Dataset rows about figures
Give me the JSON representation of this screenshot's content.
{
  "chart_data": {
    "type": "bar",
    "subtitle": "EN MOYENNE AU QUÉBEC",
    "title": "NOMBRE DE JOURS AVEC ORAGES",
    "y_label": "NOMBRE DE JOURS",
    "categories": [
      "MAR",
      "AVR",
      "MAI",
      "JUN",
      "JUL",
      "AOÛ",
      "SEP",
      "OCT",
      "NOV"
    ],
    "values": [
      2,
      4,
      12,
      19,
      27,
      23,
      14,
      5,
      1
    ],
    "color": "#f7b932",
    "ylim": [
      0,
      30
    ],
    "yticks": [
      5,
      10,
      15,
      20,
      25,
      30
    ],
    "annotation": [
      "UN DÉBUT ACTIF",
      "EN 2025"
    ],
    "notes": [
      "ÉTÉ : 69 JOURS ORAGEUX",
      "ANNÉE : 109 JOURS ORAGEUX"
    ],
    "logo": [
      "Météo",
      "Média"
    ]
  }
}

**Directive**
Give back the whole listing, word for word.

**Full answer**
Give me the JSON representation of this screenshot's content.
{
  "chart_data": {
    "type": "bar",
    "subtitle": "EN MOYENNE AU QUÉBEC",
    "title": "NOMBRE DE JOURS AVEC ORAGES",
    "y_label": "NOMBRE DE JOURS",
    "categories": [
      "MAR",
      "AVR",
      "MAI",
      "JUN",
      "JUL",
      "AOÛ",
      "SEP",
      "OCT",
      "NOV"
    ],
    "values": [
      2,
      4,
      12,
      19,
      27,
      23,
      14,
      5,
      1
    ],
    "color": "#f7b932",
    "ylim": [
      0,
      30
    ],
    "yticks": [
      5,
      10,
      15,
      20,
      25,
      30
    ],
    "annotation": [
      "UN DÉBUT ACTIF",
      "EN 2025"
    ],
    "notes": [
      "ÉTÉ : 69 JOURS ORAGEUX",
      "ANNÉE : 109 JOURS ORAGEUX"
    ],
    "logo": [
      "Météo",
      "Média"
    ]
  }
}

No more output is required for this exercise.